• PROBLEM REQUIREMENTS
Format as a numbered list every row from the line containing "device-frame: Front mage" down to the line containing "quote-icon[interactable]: ❝❝ bbox=[390, 209, 402, 222]", both included, leaving out any blank lines.

Items from a dataset:
■ ■ ■
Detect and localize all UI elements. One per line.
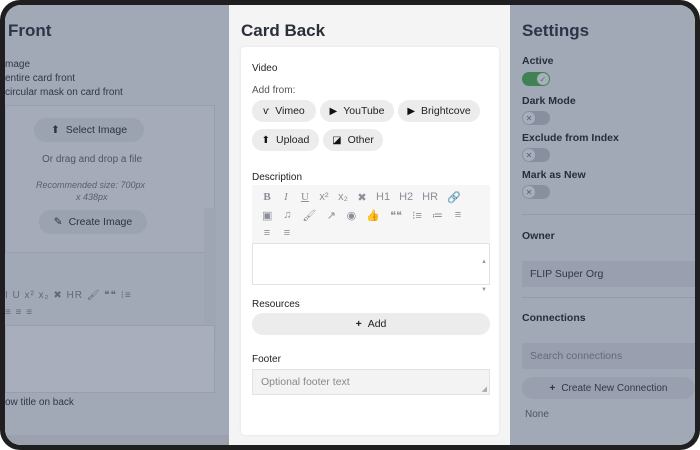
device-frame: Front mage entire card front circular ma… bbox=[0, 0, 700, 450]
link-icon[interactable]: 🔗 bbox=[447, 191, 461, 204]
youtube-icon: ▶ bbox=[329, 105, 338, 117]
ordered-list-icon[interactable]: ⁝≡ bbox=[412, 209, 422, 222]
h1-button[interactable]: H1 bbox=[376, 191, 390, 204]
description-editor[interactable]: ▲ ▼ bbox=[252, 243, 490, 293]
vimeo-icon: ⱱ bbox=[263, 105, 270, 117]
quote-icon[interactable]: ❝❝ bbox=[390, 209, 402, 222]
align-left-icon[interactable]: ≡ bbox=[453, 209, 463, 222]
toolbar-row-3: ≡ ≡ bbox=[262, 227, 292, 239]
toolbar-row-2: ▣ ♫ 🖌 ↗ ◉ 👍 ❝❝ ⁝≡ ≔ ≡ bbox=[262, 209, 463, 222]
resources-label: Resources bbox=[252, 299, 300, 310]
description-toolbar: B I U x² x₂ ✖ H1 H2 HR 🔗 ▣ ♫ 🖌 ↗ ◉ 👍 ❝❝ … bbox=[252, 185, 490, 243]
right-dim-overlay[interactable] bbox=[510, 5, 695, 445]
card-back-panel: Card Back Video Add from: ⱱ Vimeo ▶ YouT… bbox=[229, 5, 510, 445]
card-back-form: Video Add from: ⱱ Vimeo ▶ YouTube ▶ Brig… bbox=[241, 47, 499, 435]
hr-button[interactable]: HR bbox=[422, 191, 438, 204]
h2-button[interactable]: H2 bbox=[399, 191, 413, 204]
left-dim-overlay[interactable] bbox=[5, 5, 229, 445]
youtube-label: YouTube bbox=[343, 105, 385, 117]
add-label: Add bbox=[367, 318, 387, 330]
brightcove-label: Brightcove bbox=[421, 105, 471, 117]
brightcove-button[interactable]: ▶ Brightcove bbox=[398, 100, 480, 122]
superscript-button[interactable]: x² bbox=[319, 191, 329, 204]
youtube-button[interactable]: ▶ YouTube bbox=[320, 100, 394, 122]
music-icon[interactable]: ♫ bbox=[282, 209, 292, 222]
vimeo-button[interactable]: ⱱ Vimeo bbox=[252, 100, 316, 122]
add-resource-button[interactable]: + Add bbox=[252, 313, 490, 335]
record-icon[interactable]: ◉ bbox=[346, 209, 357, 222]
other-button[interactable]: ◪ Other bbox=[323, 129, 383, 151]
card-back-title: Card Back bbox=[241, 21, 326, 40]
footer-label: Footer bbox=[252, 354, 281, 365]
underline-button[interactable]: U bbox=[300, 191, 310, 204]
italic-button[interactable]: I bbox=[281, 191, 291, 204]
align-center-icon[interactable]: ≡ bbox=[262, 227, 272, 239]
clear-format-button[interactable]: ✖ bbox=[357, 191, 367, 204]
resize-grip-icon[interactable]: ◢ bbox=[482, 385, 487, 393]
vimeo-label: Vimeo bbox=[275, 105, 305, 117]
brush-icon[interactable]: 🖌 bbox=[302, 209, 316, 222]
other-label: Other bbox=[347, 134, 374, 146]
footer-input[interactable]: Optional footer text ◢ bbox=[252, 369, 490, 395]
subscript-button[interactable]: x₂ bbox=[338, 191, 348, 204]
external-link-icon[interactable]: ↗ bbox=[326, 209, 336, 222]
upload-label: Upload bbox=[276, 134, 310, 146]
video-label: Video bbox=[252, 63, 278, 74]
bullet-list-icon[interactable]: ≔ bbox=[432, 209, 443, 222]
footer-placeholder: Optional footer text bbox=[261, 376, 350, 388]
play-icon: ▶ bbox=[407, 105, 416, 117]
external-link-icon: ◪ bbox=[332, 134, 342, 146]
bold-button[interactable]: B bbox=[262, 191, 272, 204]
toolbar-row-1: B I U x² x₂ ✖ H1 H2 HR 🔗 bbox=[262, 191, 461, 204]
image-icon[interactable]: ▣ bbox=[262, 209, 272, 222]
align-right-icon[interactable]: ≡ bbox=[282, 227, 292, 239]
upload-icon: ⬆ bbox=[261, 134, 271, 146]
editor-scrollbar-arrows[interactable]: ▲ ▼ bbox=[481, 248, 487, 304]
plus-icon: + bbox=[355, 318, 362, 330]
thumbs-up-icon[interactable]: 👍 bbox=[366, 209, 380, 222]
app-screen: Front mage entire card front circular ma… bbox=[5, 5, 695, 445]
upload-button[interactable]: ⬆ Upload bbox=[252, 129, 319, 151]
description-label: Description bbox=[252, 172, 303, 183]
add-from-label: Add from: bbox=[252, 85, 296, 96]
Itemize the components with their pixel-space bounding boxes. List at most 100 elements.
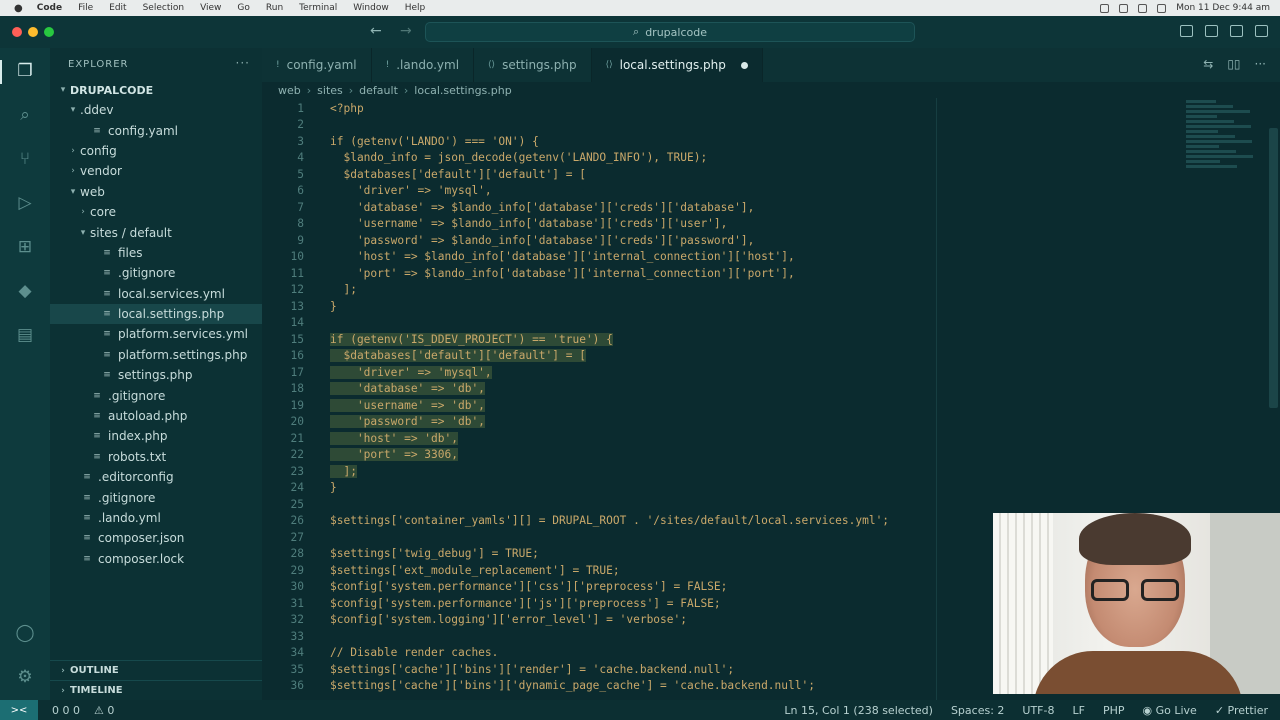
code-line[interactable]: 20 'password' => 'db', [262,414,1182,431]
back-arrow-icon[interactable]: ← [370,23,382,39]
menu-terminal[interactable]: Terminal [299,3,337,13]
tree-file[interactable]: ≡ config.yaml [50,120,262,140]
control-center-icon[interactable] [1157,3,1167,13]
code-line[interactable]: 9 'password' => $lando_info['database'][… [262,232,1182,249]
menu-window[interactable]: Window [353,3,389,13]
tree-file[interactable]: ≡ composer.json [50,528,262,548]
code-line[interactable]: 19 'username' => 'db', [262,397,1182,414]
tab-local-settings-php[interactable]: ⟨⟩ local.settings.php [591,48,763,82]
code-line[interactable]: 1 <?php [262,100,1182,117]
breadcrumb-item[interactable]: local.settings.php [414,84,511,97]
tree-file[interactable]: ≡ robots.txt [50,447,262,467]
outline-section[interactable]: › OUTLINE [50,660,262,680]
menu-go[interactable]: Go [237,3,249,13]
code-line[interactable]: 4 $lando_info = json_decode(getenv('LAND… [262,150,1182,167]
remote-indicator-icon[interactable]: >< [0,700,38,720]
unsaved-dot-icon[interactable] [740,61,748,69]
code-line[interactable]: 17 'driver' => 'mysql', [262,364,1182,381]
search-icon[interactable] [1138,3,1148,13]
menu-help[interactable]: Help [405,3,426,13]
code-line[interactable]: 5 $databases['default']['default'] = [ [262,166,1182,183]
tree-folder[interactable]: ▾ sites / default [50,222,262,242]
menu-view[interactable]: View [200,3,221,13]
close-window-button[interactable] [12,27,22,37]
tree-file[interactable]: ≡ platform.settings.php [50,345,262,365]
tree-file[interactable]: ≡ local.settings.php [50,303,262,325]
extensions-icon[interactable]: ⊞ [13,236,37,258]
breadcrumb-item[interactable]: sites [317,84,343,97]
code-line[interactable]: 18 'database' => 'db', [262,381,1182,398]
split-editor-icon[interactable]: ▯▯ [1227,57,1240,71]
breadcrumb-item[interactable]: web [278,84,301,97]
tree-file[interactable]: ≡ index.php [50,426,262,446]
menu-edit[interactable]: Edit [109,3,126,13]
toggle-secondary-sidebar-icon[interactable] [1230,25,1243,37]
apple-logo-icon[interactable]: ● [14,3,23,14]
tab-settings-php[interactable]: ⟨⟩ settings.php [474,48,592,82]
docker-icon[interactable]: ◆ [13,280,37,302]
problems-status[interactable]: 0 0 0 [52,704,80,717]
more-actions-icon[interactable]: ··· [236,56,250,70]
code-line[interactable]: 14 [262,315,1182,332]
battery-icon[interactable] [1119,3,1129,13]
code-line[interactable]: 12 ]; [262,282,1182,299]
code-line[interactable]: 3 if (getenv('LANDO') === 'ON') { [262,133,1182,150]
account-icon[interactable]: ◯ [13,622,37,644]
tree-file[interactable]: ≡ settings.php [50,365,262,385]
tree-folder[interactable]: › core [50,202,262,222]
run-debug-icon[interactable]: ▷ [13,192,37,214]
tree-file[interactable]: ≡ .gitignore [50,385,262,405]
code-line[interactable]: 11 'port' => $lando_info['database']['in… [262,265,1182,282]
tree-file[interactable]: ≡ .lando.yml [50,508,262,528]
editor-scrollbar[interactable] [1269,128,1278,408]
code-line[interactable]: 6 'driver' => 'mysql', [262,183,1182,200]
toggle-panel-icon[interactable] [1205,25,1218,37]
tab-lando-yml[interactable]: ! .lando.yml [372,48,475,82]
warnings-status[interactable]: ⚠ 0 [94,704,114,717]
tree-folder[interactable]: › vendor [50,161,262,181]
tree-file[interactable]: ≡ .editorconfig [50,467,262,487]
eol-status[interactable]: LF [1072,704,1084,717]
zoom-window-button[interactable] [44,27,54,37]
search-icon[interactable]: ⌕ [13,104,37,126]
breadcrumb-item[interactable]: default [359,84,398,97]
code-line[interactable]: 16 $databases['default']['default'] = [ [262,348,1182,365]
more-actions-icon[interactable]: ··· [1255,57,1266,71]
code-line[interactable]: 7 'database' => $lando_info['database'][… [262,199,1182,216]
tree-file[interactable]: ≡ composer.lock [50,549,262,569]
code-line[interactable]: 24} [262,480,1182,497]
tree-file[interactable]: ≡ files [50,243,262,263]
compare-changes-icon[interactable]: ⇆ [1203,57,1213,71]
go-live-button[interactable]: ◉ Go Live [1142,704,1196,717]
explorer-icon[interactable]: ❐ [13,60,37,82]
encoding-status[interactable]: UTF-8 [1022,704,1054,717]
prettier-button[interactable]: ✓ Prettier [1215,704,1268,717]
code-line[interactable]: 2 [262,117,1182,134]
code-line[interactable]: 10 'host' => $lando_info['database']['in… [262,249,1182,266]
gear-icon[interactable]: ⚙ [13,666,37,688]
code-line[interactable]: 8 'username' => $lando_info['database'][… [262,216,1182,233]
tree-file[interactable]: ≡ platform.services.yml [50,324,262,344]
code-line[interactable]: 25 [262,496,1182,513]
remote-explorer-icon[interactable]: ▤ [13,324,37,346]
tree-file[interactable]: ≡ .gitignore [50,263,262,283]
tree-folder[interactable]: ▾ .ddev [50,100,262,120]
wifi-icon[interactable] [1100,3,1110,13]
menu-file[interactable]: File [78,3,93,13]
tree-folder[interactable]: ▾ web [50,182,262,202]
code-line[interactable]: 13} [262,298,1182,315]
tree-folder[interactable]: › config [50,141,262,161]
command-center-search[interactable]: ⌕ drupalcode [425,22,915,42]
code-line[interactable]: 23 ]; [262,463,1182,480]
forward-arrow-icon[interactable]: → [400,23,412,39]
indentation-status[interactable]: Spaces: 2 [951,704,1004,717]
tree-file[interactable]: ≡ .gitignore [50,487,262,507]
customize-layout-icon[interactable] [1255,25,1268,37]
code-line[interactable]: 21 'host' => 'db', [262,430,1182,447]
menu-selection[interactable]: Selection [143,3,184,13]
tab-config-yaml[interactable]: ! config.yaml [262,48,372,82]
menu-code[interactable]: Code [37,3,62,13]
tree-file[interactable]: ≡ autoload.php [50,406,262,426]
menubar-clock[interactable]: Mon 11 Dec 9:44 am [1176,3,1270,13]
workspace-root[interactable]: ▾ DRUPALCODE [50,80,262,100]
■ ■ ■
• RIGHT ANSWER
1. device-frame: Front mage entire card front circular ma… bbox=[0, 0, 700, 450]
2. link-icon[interactable]: 🔗 bbox=[447, 191, 461, 204]
3. youtube-icon: ▶ bbox=[329, 105, 338, 117]
4. ordered-list-icon[interactable]: ⁝≡ bbox=[412, 209, 422, 222]
5. h1-button[interactable]: H1 bbox=[376, 191, 390, 204]
6. description-editor[interactable]: ▲ ▼ bbox=[252, 243, 490, 293]
7. vimeo-icon: ⱱ bbox=[263, 105, 270, 117]
8. quote-icon[interactable]: ❝❝ bbox=[390, 209, 402, 222]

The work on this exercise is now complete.